» **Directions**: Write the records out again, keeping each line exactly as it is.

» **Material supplied**:
..........

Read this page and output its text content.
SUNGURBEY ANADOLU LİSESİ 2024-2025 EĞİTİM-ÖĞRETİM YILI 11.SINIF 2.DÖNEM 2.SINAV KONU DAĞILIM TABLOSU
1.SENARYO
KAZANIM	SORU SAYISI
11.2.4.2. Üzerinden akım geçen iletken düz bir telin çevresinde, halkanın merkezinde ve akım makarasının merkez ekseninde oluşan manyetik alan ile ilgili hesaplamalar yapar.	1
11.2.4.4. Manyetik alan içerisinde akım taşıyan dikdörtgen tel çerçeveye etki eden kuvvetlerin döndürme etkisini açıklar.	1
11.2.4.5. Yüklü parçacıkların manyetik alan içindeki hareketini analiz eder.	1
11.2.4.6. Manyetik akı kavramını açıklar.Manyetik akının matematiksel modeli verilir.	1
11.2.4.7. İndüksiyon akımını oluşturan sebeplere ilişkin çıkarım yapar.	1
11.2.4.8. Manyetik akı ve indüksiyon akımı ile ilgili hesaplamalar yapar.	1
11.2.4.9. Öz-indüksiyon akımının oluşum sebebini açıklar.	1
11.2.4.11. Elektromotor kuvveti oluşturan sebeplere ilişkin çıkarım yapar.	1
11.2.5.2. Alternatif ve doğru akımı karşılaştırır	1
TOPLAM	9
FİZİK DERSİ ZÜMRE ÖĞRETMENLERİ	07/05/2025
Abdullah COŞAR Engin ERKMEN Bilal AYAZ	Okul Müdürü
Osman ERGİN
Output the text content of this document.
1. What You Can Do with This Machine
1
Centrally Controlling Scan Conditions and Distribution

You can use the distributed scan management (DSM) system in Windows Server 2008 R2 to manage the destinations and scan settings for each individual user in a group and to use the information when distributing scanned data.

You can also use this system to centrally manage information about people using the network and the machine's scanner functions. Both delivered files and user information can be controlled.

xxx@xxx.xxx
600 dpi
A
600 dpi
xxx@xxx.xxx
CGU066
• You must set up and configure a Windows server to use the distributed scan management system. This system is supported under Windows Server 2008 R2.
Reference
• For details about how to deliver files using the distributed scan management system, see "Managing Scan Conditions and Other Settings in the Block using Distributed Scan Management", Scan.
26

..........

» **Expected output**:
Read this page and output its text content.
SUNGURBEY ANADOLU LİSESİ 2024-2025 EĞİTİM-ÖĞRETİM YILI 11.SINIF 2.DÖNEM 2.SINAV KONU DAĞILIM TABLOSU
1.SENARYO
KAZANIM	SORU SAYISI
11.2.4.2. Üzerinden akım geçen iletken düz bir telin çevresinde, halkanın merkezinde ve akım makarasının merkez ekseninde oluşan manyetik alan ile ilgili hesaplamalar yapar.	1
11.2.4.4. Manyetik alan içerisinde akım taşıyan dikdörtgen tel çerçeveye etki eden kuvvetlerin döndürme etkisini açıklar.	1
11.2.4.5. Yüklü parçacıkların manyetik alan içindeki hareketini analiz eder.	1
11.2.4.6. Manyetik akı kavramını açıklar.Manyetik akının matematiksel modeli verilir.	1
11.2.4.7. İndüksiyon akımını oluşturan sebeplere ilişkin çıkarım yapar.	1
11.2.4.8. Manyetik akı ve indüksiyon akımı ile ilgili hesaplamalar yapar.	1
11.2.4.9. Öz-indüksiyon akımının oluşum sebebini açıklar.	1
11.2.4.11. Elektromotor kuvveti oluşturan sebeplere ilişkin çıkarım yapar.	1
11.2.5.2. Alternatif ve doğru akımı karşılaştırır	1
TOPLAM	9
FİZİK DERSİ ZÜMRE ÖĞRETMENLERİ	07/05/2025
Abdullah COŞAR Engin ERKMEN Bilal AYAZ	Okul Müdürü
Osman ERGİN
Output the text content of this document.
1. What You Can Do with This Machine
1
Centrally Controlling Scan Conditions and Distribution

You can use the distributed scan management (DSM) system in Windows Server 2008 R2 to manage the destinations and scan settings for each individual user in a group and to use the information when distributing scanned data.

You can also use this system to centrally manage information about people using the network and the machine's scanner functions. Both delivered files and user information can be controlled.

xxx@xxx.xxx
600 dpi
A
600 dpi
xxx@xxx.xxx
CGU066
• You must set up and configure a Windows server to use the distributed scan management system. This system is supported under Windows Server 2008 R2.
Reference
• For details about how to deliver files using the distributed scan management system, see "Managing Scan Conditions and Other Settings in the Block using Distributed Scan Management", Scan.
26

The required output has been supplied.